- WRITTEN EXERCISE
Copy every line that mentions the word "Precip".

Data listing
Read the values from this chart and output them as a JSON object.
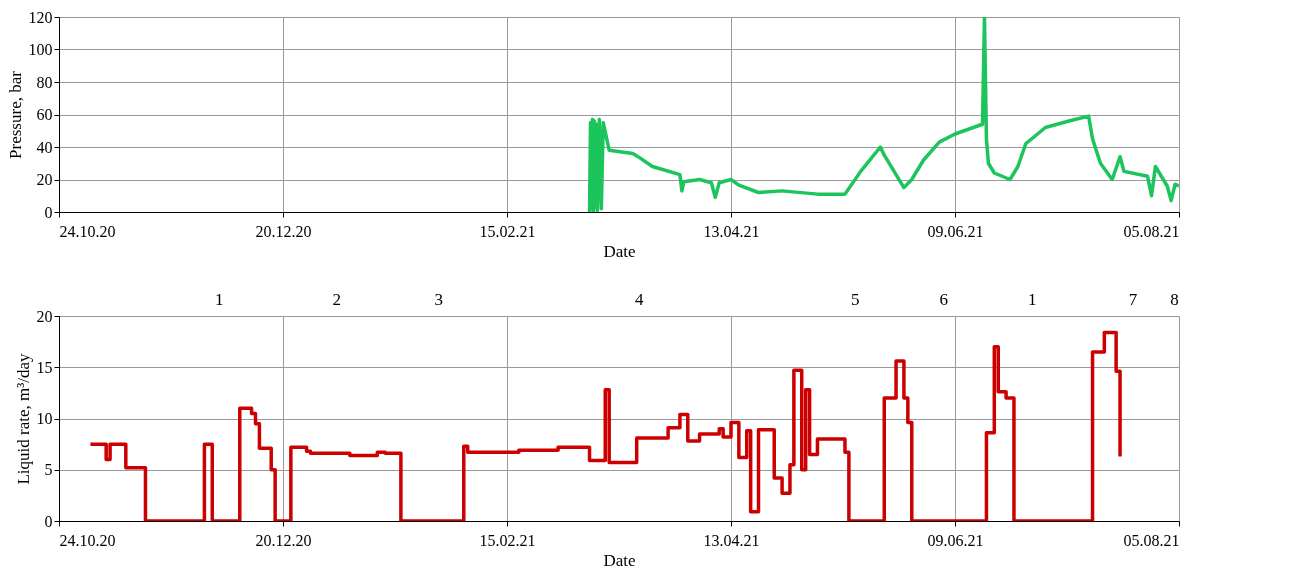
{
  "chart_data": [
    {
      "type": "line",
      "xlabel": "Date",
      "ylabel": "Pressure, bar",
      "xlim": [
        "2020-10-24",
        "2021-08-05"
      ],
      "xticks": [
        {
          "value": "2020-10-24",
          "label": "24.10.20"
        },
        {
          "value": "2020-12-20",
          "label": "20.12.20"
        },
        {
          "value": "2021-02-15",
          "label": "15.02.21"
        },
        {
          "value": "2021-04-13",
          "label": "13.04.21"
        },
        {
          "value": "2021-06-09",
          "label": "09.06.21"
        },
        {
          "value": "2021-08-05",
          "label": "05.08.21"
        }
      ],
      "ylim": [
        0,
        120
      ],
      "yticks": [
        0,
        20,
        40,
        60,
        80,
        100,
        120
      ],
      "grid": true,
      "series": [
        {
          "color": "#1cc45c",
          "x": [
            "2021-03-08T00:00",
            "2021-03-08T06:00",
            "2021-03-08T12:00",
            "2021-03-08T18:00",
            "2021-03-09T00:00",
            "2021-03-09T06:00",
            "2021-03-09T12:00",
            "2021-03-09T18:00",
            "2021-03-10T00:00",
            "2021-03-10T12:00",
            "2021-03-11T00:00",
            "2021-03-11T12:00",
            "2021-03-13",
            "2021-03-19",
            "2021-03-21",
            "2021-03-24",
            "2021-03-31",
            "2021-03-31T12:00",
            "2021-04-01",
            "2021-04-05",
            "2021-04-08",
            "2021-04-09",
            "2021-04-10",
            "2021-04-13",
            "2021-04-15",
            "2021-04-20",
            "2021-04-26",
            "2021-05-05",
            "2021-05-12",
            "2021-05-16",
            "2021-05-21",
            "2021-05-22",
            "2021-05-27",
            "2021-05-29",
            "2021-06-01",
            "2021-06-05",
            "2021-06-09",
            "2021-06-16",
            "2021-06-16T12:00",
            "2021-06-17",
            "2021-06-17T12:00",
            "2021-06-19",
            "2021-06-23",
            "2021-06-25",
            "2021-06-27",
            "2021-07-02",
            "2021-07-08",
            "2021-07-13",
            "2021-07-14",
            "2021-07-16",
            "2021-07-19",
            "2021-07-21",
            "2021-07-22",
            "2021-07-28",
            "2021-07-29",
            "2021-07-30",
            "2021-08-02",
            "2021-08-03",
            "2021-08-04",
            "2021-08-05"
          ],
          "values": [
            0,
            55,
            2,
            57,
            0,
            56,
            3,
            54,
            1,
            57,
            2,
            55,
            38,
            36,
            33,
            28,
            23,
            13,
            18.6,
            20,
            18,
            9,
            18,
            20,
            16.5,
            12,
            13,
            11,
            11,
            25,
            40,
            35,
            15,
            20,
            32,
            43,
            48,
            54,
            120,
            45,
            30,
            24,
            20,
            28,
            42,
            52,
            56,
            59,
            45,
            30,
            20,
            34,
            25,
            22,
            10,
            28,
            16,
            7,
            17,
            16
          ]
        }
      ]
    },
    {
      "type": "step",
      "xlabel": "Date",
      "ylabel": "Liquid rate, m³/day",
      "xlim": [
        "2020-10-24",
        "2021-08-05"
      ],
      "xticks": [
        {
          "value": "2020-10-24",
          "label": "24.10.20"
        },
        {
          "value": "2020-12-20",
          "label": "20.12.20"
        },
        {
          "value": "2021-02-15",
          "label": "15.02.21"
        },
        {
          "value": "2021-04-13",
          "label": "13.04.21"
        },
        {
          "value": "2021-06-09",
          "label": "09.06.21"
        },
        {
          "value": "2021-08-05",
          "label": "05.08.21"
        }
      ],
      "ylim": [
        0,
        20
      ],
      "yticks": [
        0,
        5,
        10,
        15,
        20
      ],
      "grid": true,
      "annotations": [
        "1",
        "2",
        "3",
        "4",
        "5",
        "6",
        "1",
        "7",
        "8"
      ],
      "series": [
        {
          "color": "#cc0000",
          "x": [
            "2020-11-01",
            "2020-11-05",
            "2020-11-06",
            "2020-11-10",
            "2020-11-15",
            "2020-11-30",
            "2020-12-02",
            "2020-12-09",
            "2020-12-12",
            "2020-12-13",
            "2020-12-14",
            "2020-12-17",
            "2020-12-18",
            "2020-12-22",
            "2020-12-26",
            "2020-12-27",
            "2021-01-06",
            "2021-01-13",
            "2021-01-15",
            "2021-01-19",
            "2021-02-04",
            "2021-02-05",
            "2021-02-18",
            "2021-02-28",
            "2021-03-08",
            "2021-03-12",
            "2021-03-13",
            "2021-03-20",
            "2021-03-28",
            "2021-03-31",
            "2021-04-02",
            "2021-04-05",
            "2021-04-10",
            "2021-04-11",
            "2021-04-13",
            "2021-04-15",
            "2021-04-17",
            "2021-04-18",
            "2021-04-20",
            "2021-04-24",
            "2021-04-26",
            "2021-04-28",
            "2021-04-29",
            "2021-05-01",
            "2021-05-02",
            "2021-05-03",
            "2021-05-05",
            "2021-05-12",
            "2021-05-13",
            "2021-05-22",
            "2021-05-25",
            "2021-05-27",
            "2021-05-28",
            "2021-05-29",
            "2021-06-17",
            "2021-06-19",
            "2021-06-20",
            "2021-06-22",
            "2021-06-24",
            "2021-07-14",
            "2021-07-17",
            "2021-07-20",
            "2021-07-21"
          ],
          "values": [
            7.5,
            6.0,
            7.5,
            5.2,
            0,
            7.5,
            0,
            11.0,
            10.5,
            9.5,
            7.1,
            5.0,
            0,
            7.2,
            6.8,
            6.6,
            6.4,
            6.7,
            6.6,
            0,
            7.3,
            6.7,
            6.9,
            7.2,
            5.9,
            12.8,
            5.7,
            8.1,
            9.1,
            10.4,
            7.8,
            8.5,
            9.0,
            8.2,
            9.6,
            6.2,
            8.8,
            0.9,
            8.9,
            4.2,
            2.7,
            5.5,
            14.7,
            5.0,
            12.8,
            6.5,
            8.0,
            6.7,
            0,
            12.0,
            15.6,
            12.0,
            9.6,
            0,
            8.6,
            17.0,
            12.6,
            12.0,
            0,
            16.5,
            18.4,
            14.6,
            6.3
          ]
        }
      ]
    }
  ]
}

...

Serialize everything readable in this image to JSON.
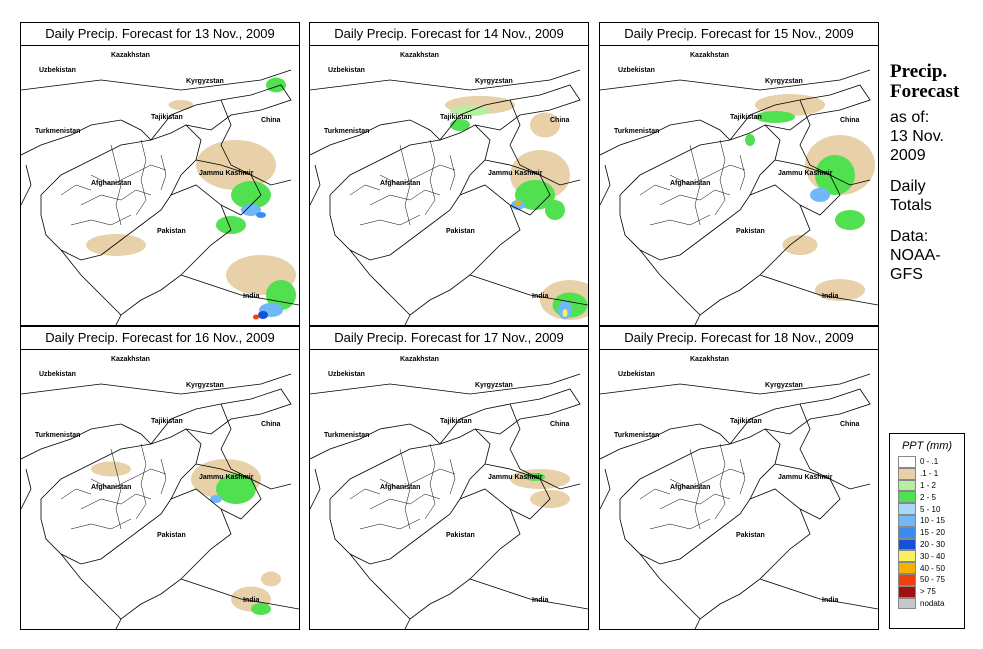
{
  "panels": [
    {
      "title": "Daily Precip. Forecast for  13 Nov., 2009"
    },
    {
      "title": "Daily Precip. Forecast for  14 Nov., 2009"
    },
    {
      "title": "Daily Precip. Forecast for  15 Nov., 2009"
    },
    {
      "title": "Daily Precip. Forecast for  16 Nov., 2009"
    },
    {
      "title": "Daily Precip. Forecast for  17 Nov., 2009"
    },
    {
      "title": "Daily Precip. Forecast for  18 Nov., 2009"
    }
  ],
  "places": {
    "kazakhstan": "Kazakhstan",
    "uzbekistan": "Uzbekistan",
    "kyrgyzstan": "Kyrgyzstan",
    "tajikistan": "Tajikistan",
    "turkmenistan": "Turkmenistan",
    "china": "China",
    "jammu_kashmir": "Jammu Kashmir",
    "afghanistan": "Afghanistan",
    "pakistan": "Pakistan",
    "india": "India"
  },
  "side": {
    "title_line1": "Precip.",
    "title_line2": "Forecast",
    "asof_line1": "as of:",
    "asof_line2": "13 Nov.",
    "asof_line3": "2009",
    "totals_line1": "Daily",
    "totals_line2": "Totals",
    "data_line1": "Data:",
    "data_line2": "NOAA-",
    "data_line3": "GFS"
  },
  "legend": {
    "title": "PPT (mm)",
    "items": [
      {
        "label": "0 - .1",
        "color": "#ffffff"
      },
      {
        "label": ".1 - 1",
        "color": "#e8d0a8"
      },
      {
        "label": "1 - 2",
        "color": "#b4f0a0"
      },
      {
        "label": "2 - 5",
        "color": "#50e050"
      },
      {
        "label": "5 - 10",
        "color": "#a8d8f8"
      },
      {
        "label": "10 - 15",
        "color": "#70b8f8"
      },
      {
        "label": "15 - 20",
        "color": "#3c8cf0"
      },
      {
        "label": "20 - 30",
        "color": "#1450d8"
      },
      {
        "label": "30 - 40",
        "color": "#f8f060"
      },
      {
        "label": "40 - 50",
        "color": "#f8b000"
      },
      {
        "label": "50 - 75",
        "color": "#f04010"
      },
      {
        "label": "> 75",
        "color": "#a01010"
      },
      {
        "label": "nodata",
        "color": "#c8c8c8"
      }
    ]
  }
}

--

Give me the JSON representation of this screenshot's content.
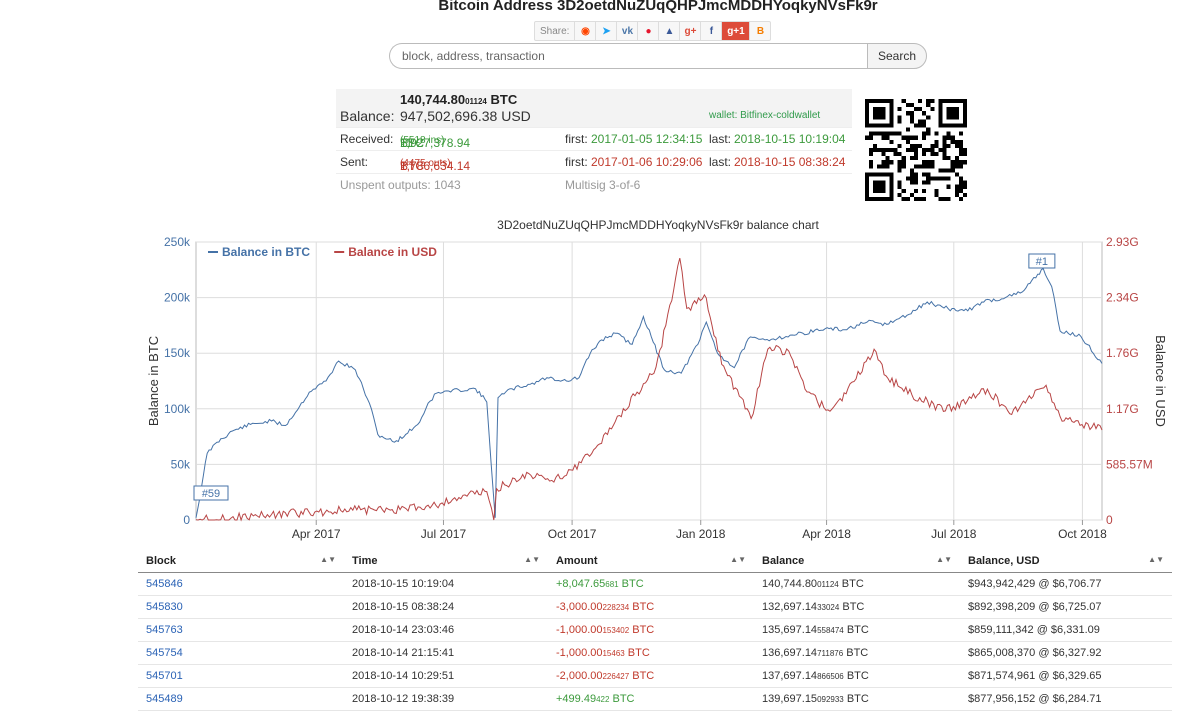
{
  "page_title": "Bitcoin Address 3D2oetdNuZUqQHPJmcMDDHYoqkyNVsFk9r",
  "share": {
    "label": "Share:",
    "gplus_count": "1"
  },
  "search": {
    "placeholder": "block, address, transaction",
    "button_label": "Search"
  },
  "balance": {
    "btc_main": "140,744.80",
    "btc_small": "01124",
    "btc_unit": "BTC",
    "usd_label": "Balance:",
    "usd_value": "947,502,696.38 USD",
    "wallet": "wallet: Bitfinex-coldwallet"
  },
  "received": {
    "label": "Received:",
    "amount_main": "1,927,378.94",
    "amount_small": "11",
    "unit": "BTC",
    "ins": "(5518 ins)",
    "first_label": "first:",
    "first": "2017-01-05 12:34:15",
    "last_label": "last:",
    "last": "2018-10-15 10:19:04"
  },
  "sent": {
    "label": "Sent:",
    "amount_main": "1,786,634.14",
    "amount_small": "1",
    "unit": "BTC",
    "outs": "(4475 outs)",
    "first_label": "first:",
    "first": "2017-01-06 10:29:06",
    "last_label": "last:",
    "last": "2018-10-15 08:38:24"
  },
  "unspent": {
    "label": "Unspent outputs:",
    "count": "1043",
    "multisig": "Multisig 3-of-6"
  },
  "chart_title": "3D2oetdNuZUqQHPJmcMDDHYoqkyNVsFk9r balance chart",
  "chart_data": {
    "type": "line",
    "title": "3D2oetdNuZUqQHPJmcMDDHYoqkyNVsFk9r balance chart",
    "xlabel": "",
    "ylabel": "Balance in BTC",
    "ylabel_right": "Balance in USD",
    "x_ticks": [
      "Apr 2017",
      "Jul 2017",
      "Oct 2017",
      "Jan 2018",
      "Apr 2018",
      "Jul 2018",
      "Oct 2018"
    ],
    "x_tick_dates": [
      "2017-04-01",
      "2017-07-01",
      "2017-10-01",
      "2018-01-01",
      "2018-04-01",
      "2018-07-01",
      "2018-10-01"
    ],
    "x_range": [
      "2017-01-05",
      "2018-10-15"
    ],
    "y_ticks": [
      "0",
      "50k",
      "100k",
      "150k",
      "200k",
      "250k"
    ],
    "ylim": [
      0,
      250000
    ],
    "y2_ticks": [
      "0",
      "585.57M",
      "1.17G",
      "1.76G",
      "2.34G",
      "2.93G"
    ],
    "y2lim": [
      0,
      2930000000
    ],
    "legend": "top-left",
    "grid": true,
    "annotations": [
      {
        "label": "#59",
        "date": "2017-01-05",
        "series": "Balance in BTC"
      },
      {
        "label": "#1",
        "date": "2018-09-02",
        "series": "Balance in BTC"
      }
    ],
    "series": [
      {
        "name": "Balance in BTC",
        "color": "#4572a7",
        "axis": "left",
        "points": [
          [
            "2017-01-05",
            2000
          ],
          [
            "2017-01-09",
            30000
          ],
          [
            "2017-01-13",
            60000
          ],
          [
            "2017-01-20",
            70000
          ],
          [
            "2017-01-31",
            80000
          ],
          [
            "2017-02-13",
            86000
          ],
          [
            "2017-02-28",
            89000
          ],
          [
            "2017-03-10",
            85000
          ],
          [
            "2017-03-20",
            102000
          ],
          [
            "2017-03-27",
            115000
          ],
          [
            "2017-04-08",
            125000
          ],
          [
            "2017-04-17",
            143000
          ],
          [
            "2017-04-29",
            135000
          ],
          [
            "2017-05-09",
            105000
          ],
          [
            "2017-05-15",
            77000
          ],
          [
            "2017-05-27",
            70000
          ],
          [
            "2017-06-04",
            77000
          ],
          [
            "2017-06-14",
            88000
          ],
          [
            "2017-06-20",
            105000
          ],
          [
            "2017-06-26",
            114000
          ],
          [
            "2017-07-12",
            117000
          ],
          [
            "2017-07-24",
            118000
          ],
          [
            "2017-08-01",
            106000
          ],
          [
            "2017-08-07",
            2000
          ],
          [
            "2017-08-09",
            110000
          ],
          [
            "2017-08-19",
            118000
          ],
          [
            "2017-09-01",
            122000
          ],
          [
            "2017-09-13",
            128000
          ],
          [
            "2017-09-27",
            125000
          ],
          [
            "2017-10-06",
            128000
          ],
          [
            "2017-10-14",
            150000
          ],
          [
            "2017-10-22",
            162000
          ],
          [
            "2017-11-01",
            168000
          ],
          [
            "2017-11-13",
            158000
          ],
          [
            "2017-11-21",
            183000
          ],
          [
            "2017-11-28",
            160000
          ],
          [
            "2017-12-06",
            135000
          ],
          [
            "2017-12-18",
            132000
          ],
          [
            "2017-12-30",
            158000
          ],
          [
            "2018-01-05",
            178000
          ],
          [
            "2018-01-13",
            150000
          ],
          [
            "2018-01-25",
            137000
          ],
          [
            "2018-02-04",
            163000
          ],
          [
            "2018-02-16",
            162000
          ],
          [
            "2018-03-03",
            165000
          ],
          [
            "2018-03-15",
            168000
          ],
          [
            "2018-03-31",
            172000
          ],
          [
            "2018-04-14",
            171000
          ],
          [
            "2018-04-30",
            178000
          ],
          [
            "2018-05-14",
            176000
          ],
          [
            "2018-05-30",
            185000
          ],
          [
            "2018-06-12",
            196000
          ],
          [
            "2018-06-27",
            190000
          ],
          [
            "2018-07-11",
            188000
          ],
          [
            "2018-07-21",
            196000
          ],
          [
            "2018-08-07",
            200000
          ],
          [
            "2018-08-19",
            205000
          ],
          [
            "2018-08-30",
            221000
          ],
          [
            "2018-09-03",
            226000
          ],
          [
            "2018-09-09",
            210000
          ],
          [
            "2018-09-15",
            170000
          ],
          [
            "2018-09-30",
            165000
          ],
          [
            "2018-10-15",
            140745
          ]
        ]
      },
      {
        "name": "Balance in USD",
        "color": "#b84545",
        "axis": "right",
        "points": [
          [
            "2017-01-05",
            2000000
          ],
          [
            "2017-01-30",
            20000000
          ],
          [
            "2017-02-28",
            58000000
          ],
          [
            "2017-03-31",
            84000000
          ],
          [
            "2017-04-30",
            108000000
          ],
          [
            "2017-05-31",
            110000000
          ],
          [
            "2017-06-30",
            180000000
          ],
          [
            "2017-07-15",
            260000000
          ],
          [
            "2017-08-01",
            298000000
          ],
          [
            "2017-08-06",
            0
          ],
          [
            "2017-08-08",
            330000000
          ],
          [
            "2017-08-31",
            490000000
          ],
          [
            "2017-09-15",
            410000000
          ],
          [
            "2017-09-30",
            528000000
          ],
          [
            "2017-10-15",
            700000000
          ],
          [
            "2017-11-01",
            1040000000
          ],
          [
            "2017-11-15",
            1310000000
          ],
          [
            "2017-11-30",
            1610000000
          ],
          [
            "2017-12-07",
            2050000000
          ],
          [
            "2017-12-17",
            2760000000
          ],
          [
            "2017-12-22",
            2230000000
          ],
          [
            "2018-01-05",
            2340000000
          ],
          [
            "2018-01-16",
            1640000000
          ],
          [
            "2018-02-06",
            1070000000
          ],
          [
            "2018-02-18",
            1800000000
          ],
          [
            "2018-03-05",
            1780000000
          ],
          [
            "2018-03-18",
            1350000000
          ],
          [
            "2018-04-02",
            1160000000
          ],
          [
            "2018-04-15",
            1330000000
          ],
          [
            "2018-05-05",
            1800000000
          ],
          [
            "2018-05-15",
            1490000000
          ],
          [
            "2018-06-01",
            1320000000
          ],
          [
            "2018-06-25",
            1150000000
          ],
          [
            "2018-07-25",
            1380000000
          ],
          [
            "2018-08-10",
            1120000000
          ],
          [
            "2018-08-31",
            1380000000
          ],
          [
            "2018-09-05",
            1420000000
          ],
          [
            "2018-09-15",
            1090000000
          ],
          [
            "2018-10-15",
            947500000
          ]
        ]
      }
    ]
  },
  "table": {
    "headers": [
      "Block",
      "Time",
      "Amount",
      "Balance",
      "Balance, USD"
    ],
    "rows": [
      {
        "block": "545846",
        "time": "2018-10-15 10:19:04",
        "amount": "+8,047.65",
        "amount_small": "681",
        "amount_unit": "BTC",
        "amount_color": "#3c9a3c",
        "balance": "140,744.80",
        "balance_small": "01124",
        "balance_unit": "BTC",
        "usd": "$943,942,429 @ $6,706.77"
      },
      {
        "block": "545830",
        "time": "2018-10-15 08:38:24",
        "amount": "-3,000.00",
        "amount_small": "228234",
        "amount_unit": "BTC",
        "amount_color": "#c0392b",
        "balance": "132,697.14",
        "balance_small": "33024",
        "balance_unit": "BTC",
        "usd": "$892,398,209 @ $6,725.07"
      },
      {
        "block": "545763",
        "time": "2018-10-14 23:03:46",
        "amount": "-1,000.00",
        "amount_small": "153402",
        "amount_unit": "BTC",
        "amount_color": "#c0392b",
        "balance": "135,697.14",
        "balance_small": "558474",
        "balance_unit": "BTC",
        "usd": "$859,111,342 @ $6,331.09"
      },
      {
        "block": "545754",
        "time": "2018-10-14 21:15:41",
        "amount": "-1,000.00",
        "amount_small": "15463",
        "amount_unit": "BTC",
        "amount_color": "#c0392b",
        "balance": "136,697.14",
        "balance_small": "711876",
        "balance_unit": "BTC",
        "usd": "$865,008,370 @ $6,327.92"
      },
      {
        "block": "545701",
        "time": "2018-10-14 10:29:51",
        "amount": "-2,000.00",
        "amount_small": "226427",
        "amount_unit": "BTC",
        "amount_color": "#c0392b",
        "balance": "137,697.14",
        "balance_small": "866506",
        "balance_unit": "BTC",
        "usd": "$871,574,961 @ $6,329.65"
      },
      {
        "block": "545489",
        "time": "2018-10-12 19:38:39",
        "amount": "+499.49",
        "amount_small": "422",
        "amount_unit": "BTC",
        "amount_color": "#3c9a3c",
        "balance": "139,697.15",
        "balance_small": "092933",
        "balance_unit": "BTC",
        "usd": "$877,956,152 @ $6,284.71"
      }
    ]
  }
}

- ANSWER TO THE EXERCISE
      "title": "Daily Precip. Forecast for  13 Nov., 2009"
      "title": "Daily Precip. Forecast for  14 Nov., 2009"
      "title": "Daily Precip. Forecast for  15 Nov., 2009"
      "title": "Daily Precip. Forecast for  16 Nov., 2009"
      "title": "Daily Precip. Forecast for  17 Nov., 2009"
      "title": "Daily Precip. Forecast for  18 Nov., 2009"
    "title_line1": "Precip.",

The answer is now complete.